- **PROBLEM TO WORK ON**
Look below and pull out each line with the word "What".

- **MATERIAL TO PROCESS**
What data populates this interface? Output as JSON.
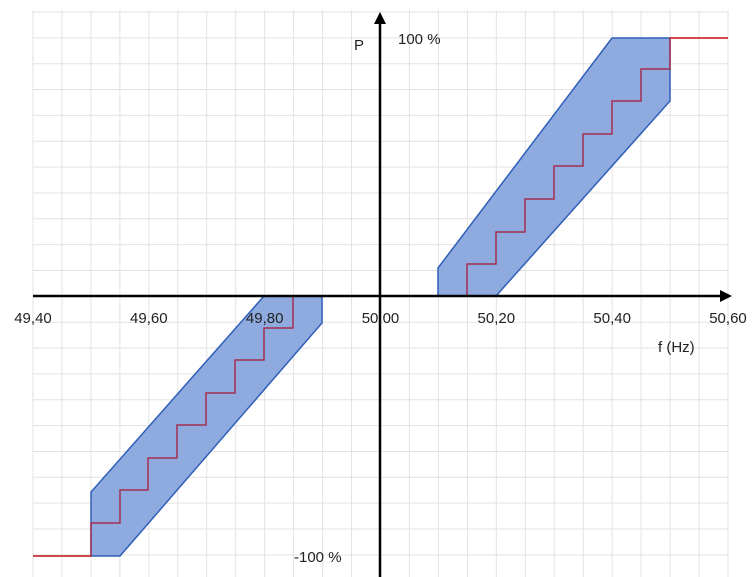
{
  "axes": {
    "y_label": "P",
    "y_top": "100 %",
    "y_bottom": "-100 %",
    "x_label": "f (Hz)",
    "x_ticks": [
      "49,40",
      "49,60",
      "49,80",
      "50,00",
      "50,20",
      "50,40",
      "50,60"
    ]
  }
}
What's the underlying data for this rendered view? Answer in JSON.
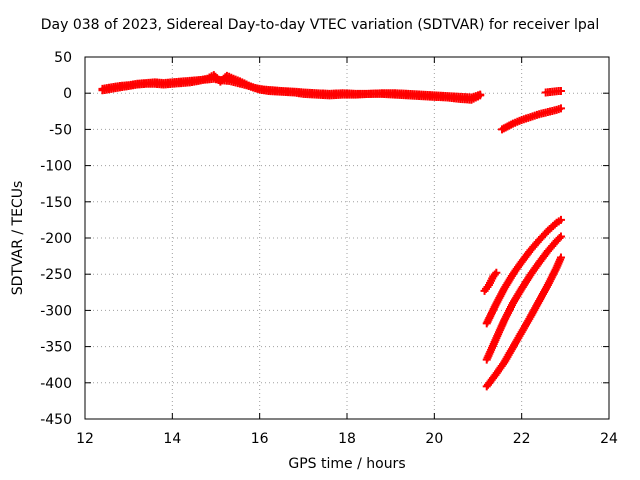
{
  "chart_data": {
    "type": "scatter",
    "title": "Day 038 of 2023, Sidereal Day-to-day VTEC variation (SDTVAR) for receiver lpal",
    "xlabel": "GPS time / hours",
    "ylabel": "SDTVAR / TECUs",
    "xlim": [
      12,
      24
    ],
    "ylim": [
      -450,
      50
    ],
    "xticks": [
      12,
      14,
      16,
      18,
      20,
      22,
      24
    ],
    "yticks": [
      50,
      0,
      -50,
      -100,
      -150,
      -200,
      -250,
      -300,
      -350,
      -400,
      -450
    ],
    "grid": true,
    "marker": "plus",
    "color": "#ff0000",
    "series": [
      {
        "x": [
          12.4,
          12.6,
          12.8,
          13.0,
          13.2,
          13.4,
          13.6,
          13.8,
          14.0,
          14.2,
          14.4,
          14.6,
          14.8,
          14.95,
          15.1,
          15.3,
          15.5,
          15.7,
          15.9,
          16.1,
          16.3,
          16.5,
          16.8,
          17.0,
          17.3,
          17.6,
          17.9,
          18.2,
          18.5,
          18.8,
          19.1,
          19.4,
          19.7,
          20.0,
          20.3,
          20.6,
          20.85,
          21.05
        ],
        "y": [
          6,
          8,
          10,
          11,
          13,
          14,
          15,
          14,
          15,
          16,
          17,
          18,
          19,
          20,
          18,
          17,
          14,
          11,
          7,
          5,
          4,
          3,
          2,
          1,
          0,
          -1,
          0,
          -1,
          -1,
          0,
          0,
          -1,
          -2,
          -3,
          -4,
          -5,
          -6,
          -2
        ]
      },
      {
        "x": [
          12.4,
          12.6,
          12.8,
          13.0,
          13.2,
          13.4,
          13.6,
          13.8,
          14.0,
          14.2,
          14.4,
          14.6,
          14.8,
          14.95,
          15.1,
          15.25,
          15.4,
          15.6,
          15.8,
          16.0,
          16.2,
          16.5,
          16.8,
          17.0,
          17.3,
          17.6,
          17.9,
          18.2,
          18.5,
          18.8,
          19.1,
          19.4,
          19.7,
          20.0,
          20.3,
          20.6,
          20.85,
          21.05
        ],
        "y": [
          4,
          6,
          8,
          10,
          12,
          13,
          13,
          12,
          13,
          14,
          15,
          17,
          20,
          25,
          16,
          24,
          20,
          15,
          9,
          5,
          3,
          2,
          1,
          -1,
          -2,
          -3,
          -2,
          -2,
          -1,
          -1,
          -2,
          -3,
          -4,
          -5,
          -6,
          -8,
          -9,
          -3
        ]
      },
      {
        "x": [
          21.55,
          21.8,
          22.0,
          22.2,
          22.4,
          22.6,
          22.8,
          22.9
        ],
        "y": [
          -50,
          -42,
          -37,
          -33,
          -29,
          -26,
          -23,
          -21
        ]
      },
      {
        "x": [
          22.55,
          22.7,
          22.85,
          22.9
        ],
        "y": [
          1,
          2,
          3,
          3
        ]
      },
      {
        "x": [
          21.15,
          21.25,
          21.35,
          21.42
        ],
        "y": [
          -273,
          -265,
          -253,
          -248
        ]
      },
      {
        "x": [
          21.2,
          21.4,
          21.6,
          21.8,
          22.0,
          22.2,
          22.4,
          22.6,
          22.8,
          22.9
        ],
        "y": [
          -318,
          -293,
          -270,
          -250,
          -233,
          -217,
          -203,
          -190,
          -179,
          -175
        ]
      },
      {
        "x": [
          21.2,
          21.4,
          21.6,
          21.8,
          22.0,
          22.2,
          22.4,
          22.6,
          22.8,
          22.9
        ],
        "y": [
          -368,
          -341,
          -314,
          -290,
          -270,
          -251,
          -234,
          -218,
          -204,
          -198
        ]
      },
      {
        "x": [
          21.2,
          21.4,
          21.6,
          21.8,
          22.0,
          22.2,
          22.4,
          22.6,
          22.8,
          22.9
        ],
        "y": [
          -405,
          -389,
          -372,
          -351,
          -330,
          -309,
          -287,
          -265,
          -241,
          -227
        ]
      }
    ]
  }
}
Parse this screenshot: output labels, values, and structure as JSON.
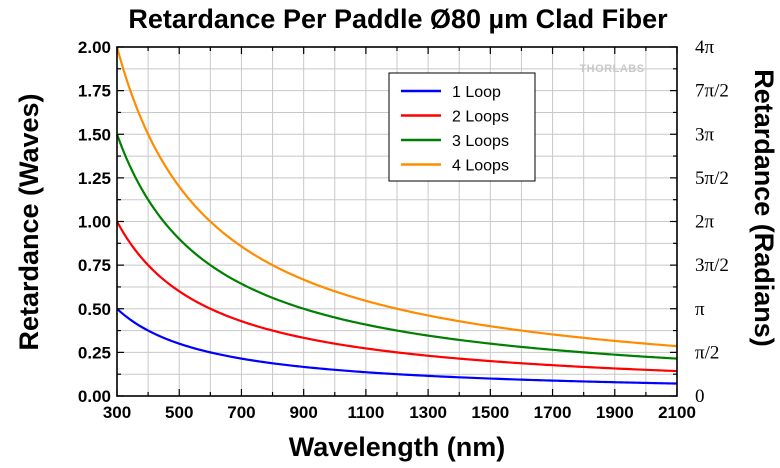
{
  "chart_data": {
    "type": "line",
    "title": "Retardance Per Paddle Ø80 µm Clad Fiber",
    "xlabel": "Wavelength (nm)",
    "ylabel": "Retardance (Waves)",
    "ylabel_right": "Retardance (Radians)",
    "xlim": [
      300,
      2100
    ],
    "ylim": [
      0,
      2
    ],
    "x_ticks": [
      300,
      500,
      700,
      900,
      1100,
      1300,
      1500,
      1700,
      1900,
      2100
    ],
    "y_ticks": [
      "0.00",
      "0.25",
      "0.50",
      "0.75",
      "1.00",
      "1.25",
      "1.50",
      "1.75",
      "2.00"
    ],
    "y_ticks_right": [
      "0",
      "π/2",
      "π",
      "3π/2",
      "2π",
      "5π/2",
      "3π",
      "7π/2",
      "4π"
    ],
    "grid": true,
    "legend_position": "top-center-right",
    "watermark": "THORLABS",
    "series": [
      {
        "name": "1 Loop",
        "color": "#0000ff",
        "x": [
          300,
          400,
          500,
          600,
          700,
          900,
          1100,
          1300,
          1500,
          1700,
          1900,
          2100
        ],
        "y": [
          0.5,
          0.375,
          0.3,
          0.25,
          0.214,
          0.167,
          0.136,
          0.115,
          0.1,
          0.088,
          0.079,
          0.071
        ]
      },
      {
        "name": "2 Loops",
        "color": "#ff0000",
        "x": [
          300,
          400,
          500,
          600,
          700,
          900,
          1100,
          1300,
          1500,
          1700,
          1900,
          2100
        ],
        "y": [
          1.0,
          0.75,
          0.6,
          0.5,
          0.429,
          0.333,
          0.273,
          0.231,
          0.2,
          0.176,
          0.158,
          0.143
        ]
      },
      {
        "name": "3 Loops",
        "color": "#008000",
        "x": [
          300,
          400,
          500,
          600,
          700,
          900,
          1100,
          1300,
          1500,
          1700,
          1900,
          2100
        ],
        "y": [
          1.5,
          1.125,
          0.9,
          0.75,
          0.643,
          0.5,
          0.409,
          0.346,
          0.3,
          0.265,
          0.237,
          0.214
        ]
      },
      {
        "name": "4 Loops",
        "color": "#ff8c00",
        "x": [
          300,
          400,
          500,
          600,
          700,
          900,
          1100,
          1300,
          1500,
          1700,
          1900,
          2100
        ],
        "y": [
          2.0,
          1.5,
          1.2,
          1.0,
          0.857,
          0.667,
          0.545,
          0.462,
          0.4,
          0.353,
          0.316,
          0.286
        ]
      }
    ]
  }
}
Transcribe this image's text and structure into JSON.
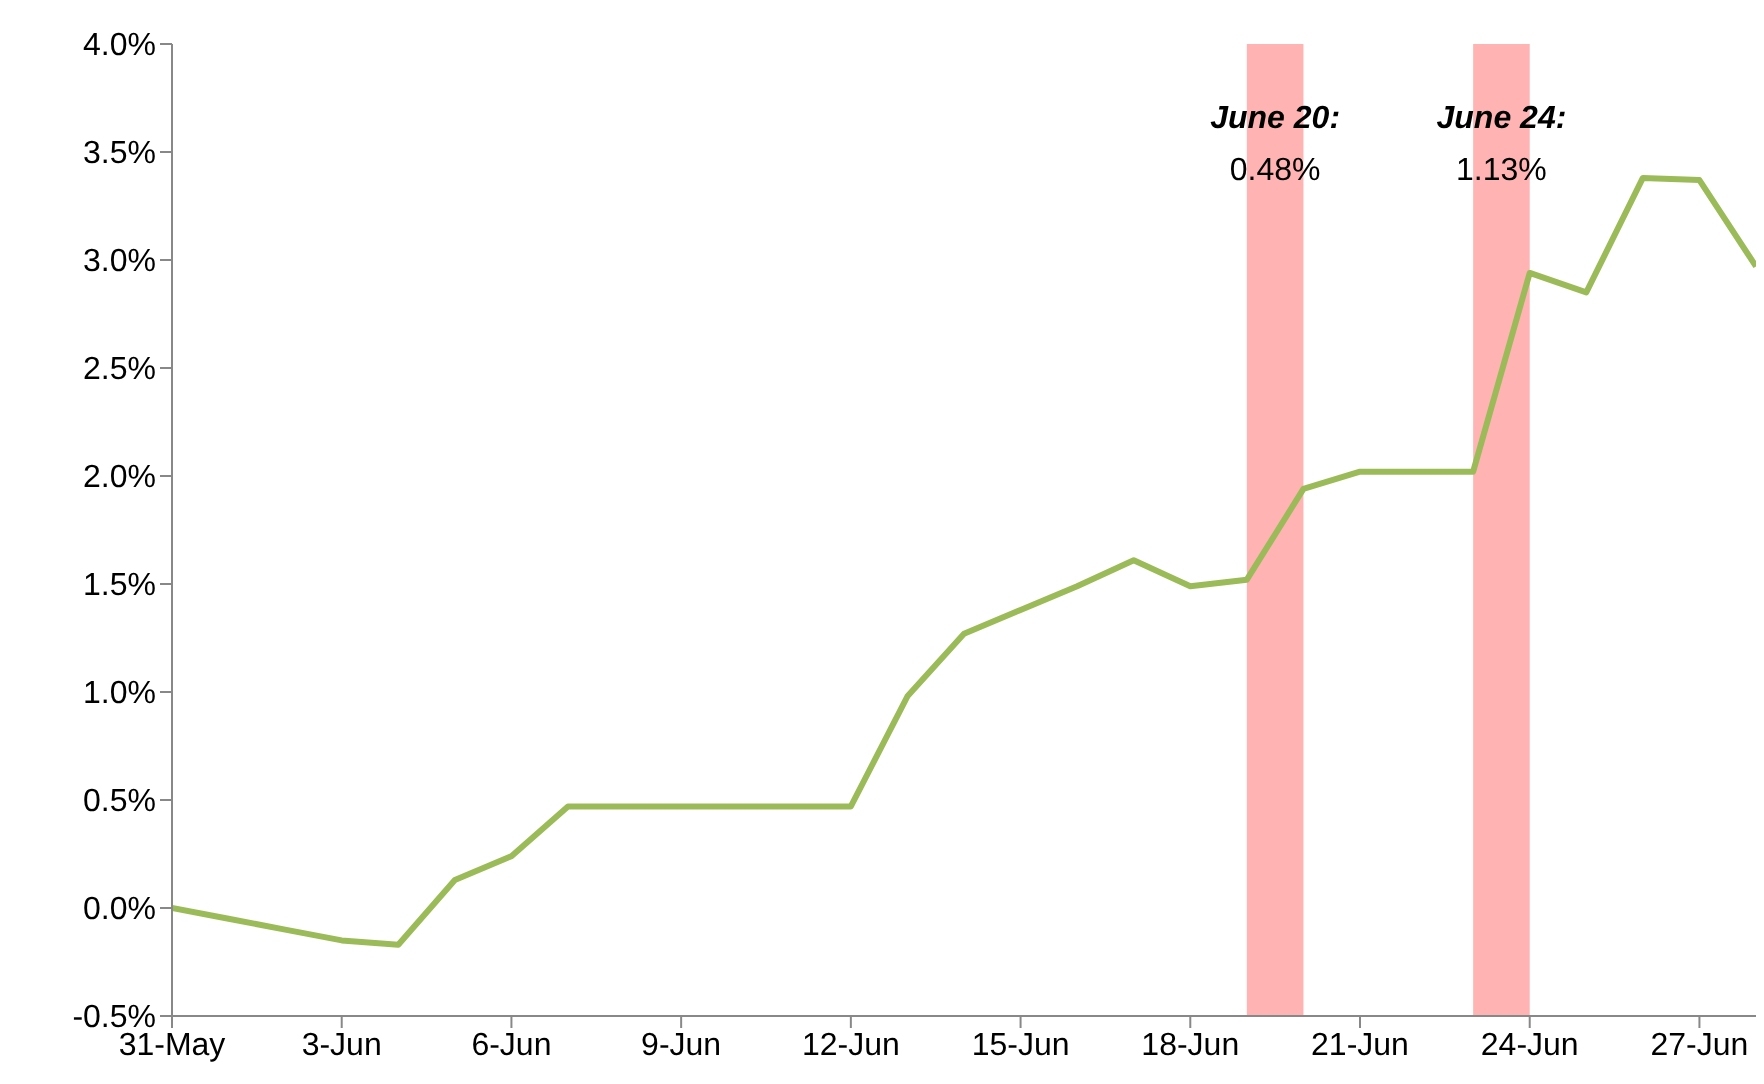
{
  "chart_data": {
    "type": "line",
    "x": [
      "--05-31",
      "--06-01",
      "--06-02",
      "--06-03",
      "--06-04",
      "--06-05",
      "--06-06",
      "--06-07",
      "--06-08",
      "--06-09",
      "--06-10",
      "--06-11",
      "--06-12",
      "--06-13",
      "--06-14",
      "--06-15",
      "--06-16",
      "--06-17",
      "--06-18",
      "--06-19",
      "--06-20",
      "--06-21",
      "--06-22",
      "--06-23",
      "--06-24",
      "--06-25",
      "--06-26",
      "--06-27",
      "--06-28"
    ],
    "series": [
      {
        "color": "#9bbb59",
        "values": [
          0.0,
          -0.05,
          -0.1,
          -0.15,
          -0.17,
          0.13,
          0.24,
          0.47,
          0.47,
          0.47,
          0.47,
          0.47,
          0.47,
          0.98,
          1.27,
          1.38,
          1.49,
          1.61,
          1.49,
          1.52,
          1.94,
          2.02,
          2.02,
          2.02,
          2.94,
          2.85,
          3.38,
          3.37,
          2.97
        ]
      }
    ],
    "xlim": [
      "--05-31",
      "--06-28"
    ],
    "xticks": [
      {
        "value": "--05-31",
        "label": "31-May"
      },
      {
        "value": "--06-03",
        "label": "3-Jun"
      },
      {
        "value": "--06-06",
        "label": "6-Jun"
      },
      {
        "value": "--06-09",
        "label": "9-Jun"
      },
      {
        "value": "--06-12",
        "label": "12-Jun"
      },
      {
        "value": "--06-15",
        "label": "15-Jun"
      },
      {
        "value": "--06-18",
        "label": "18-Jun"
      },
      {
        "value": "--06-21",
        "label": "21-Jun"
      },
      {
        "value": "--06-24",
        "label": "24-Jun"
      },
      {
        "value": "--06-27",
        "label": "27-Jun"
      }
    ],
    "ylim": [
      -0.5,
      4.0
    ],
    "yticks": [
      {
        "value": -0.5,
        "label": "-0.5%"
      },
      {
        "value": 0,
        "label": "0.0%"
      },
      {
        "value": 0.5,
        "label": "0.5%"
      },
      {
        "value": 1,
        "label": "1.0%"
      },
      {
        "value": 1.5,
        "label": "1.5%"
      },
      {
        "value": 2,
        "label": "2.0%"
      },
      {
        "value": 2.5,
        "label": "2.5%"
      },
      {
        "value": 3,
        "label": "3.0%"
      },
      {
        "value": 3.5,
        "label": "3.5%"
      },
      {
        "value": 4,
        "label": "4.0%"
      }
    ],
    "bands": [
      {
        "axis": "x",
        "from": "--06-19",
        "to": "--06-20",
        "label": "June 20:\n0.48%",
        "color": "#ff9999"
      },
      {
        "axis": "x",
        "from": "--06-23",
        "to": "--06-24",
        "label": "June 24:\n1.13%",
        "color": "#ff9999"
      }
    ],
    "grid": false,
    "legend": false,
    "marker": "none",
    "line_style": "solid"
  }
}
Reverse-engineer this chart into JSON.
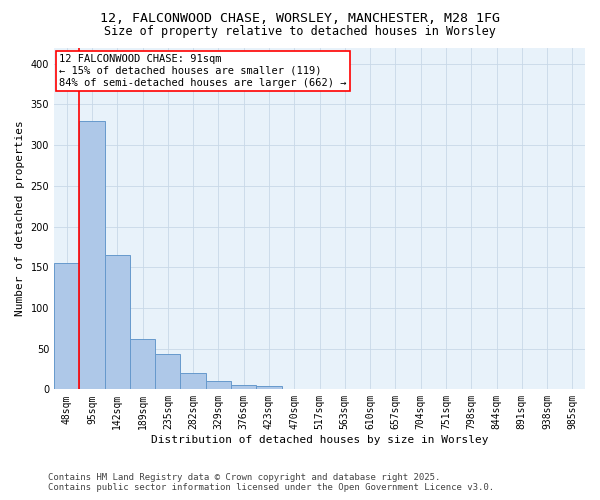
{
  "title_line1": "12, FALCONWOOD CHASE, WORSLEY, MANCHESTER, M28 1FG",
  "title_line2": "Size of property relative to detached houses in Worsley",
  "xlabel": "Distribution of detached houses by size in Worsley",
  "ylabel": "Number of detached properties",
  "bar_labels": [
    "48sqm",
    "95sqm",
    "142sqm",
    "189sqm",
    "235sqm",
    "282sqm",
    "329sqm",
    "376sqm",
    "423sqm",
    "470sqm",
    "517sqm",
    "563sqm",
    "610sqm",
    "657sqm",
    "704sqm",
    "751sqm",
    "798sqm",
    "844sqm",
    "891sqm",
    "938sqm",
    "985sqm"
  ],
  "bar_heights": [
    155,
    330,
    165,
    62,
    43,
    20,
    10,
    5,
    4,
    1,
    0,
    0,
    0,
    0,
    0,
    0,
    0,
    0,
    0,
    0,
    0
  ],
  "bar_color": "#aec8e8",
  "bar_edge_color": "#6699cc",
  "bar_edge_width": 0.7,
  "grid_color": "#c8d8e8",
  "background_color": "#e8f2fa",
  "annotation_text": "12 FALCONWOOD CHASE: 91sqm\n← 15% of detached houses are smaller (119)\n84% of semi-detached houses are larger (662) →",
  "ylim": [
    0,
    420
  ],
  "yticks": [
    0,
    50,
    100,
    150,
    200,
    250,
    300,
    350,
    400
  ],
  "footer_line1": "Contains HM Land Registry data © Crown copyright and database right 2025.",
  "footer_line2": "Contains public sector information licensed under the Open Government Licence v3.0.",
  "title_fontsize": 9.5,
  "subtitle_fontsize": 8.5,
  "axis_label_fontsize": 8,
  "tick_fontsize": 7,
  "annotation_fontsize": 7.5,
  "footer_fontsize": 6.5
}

- **RESPONSE TO THIS EXERCISE**
What data populates this interface? Output as JSON.
What's the underlying data for this rendered view? Answer in JSON.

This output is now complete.